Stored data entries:

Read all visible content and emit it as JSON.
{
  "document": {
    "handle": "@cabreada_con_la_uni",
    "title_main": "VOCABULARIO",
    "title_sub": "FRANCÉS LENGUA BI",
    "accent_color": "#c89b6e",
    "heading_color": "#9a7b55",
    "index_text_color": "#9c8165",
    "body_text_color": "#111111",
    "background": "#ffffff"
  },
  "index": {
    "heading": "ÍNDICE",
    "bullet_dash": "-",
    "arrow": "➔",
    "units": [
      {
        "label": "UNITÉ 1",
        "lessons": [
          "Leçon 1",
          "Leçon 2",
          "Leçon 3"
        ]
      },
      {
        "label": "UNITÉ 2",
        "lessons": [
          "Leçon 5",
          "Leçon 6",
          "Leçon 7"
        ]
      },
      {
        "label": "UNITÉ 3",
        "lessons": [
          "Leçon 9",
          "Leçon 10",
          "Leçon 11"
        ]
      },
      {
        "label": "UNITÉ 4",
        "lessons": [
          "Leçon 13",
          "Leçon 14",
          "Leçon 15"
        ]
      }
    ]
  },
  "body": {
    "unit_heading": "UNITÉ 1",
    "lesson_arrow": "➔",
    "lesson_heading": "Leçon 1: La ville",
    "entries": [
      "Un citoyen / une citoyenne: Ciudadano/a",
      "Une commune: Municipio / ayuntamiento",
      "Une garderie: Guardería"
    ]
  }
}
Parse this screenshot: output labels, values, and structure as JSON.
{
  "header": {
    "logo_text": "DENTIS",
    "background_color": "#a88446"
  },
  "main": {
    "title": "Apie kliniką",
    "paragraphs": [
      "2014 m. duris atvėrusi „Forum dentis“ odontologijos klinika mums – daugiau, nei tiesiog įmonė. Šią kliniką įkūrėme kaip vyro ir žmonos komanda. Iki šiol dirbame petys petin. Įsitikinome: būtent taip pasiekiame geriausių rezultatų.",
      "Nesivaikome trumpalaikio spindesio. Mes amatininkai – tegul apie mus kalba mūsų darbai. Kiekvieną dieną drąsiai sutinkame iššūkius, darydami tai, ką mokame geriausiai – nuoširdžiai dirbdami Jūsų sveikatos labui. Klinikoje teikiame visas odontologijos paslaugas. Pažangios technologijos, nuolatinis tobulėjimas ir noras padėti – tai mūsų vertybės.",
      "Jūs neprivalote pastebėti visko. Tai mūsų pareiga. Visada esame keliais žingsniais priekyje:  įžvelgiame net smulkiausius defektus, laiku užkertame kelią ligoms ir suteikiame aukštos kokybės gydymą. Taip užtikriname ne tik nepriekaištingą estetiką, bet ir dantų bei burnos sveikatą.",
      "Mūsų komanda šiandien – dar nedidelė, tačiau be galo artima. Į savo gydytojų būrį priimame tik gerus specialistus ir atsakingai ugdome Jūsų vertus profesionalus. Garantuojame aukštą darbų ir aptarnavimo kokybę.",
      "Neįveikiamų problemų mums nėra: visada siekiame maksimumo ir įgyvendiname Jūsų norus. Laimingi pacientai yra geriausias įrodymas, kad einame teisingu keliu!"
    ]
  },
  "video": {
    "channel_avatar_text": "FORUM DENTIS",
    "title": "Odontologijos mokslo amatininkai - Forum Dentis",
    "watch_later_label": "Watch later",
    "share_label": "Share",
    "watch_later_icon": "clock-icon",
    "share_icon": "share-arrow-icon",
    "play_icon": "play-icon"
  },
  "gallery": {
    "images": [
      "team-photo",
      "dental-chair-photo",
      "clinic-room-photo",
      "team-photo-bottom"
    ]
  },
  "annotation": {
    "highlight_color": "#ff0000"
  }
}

▶ [PROBLEM TO SOLVE] Please output every record, keeping each line exact.

▶ [FULL OUTPUT]
Read all visible content and emit it as JSON.
{
  "document": {
    "handle": "@cabreada_con_la_uni",
    "title_main": "VOCABULARIO",
    "title_sub": "FRANCÉS LENGUA BI",
    "accent_color": "#c89b6e",
    "heading_color": "#9a7b55",
    "index_text_color": "#9c8165",
    "body_text_color": "#111111",
    "background": "#ffffff"
  },
  "index": {
    "heading": "ÍNDICE",
    "bullet_dash": "-",
    "arrow": "➔",
    "units": [
      {
        "label": "UNITÉ 1",
        "lessons": [
          "Leçon 1",
          "Leçon 2",
          "Leçon 3"
        ]
      },
      {
        "label": "UNITÉ 2",
        "lessons": [
          "Leçon 5",
          "Leçon 6",
          "Leçon 7"
        ]
      },
      {
        "label": "UNITÉ 3",
        "lessons": [
          "Leçon 9",
          "Leçon 10",
          "Leçon 11"
        ]
      },
      {
        "label": "UNITÉ 4",
        "lessons": [
          "Leçon 13",
          "Leçon 14",
          "Leçon 15"
        ]
      }
    ]
  },
  "body": {
    "unit_heading": "UNITÉ 1",
    "lesson_arrow": "➔",
    "lesson_heading": "Leçon 1: La ville",
    "entries": [
      "Un citoyen / une citoyenne: Ciudadano/a",
      "Une commune: Municipio / ayuntamiento",
      "Une garderie: Guardería"
    ]
  }
}
Parse this screenshot: output labels, values, and structure as JSON.
{
  "header": {
    "logo_text": "DENTIS",
    "background_color": "#a88446"
  },
  "main": {
    "title": "Apie kliniką",
    "paragraphs": [
      "2014 m. duris atvėrusi „Forum dentis“ odontologijos klinika mums – daugiau, nei tiesiog įmonė. Šią kliniką įkūrėme kaip vyro ir žmonos komanda. Iki šiol dirbame petys petin. Įsitikinome: būtent taip pasiekiame geriausių rezultatų.",
      "Nesivaikome trumpalaikio spindesio. Mes amatininkai – tegul apie mus kalba mūsų darbai. Kiekvieną dieną drąsiai sutinkame iššūkius, darydami tai, ką mokame geriausiai – nuoširdžiai dirbdami Jūsų sveikatos labui. Klinikoje teikiame visas odontologijos paslaugas. Pažangios technologijos, nuolatinis tobulėjimas ir noras padėti – tai mūsų vertybės.",
      "Jūs neprivalote pastebėti visko. Tai mūsų pareiga. Visada esame keliais žingsniais priekyje:  įžvelgiame net smulkiausius defektus, laiku užkertame kelią ligoms ir suteikiame aukštos kokybės gydymą. Taip užtikriname ne tik nepriekaištingą estetiką, bet ir dantų bei burnos sveikatą.",
      "Mūsų komanda šiandien – dar nedidelė, tačiau be galo artima. Į savo gydytojų būrį priimame tik gerus specialistus ir atsakingai ugdome Jūsų vertus profesionalus. Garantuojame aukštą darbų ir aptarnavimo kokybę.",
      "Neįveikiamų problemų mums nėra: visada siekiame maksimumo ir įgyvendiname Jūsų norus. Laimingi pacientai yra geriausias įrodymas, kad einame teisingu keliu!"
    ]
  },
  "video": {
    "channel_avatar_text": "FORUM DENTIS",
    "title": "Odontologijos mokslo amatininkai - Forum Dentis",
    "watch_later_label": "Watch later",
    "share_label": "Share",
    "watch_later_icon": "clock-icon",
    "share_icon": "share-arrow-icon",
    "play_icon": "play-icon"
  },
  "gallery": {
    "images": [
      "team-photo",
      "dental-chair-photo",
      "clinic-room-photo",
      "team-photo-bottom"
    ]
  },
  "annotation": {
    "highlight_color": "#ff0000"
  }
}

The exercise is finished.